··· Records supplied

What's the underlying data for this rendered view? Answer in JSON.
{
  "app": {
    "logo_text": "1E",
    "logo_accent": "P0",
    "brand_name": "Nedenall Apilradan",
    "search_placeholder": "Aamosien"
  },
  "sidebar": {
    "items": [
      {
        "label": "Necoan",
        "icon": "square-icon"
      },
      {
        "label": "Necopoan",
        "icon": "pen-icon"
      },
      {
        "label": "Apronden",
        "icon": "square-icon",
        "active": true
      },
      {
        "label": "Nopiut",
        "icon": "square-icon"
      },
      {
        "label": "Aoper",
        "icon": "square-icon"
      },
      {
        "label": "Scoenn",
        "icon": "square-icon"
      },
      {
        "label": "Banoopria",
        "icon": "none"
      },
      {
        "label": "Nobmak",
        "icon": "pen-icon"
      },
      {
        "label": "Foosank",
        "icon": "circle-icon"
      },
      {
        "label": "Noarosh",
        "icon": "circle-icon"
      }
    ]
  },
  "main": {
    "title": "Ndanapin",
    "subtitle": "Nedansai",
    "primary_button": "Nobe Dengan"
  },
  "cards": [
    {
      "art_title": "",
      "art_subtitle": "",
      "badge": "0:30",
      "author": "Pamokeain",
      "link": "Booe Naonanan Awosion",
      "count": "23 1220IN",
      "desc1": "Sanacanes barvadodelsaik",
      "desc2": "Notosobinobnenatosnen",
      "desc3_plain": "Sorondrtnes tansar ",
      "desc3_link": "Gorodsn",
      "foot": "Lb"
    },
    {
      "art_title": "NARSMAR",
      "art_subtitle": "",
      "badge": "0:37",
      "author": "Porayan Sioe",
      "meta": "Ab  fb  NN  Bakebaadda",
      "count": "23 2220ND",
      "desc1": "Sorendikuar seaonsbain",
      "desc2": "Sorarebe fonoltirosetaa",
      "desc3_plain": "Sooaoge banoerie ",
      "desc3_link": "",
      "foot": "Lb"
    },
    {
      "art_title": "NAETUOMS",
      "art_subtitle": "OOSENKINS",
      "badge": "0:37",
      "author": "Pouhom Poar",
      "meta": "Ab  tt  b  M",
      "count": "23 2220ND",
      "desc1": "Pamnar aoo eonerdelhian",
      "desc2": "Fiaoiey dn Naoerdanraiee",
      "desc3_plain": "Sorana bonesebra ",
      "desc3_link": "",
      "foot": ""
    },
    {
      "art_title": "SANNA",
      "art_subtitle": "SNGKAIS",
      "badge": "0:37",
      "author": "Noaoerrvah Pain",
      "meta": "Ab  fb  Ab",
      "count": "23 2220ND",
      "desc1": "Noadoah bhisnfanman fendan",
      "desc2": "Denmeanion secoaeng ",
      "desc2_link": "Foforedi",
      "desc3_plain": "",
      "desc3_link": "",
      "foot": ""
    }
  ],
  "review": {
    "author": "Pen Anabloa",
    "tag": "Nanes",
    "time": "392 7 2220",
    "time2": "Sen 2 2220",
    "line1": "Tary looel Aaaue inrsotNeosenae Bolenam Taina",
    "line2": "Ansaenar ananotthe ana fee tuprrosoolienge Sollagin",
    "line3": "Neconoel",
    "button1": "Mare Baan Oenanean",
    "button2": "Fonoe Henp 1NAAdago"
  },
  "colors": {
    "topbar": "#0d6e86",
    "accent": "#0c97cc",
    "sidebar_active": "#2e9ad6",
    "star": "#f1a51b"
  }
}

······

**Written problem:**
Reproduce all of the entries word for word.

**Response:**
What's the underlying data for this rendered view? Answer in JSON.
{
  "app": {
    "logo_text": "1E",
    "logo_accent": "P0",
    "brand_name": "Nedenall Apilradan",
    "search_placeholder": "Aamosien"
  },
  "sidebar": {
    "items": [
      {
        "label": "Necoan",
        "icon": "square-icon"
      },
      {
        "label": "Necopoan",
        "icon": "pen-icon"
      },
      {
        "label": "Apronden",
        "icon": "square-icon",
        "active": true
      },
      {
        "label": "Nopiut",
        "icon": "square-icon"
      },
      {
        "label": "Aoper",
        "icon": "square-icon"
      },
      {
        "label": "Scoenn",
        "icon": "square-icon"
      },
      {
        "label": "Banoopria",
        "icon": "none"
      },
      {
        "label": "Nobmak",
        "icon": "pen-icon"
      },
      {
        "label": "Foosank",
        "icon": "circle-icon"
      },
      {
        "label": "Noarosh",
        "icon": "circle-icon"
      }
    ]
  },
  "main": {
    "title": "Ndanapin",
    "subtitle": "Nedansai",
    "primary_button": "Nobe Dengan"
  },
  "cards": [
    {
      "art_title": "",
      "art_subtitle": "",
      "badge": "0:30",
      "author": "Pamokeain",
      "link": "Booe Naonanan Awosion",
      "count": "23 1220IN",
      "desc1": "Sanacanes barvadodelsaik",
      "desc2": "Notosobinobnenatosnen",
      "desc3_plain": "Sorondrtnes tansar ",
      "desc3_link": "Gorodsn",
      "foot": "Lb"
    },
    {
      "art_title": "NARSMAR",
      "art_subtitle": "",
      "badge": "0:37",
      "author": "Porayan Sioe",
      "meta": "Ab  fb  NN  Bakebaadda",
      "count": "23 2220ND",
      "desc1": "Sorendikuar seaonsbain",
      "desc2": "Sorarebe fonoltirosetaa",
      "desc3_plain": "Sooaoge banoerie ",
      "desc3_link": "",
      "foot": "Lb"
    },
    {
      "art_title": "NAETUOMS",
      "art_subtitle": "OOSENKINS",
      "badge": "0:37",
      "author": "Pouhom Poar",
      "meta": "Ab  tt  b  M",
      "count": "23 2220ND",
      "desc1": "Pamnar aoo eonerdelhian",
      "desc2": "Fiaoiey dn Naoerdanraiee",
      "desc3_plain": "Sorana bonesebra ",
      "desc3_link": "",
      "foot": ""
    },
    {
      "art_title": "SANNA",
      "art_subtitle": "SNGKAIS",
      "badge": "0:37",
      "author": "Noaoerrvah Pain",
      "meta": "Ab  fb  Ab",
      "count": "23 2220ND",
      "desc1": "Noadoah bhisnfanman fendan",
      "desc2": "Denmeanion secoaeng ",
      "desc2_link": "Foforedi",
      "desc3_plain": "",
      "desc3_link": "",
      "foot": ""
    }
  ],
  "review": {
    "author": "Pen Anabloa",
    "tag": "Nanes",
    "time": "392 7 2220",
    "time2": "Sen 2 2220",
    "line1": "Tary looel Aaaue inrsotNeosenae Bolenam Taina",
    "line2": "Ansaenar ananotthe ana fee tuprrosoolienge Sollagin",
    "line3": "Neconoel",
    "button1": "Mare Baan Oenanean",
    "button2": "Fonoe Henp 1NAAdago"
  },
  "colors": {
    "topbar": "#0d6e86",
    "accent": "#0c97cc",
    "sidebar_active": "#2e9ad6",
    "star": "#f1a51b"
  }
}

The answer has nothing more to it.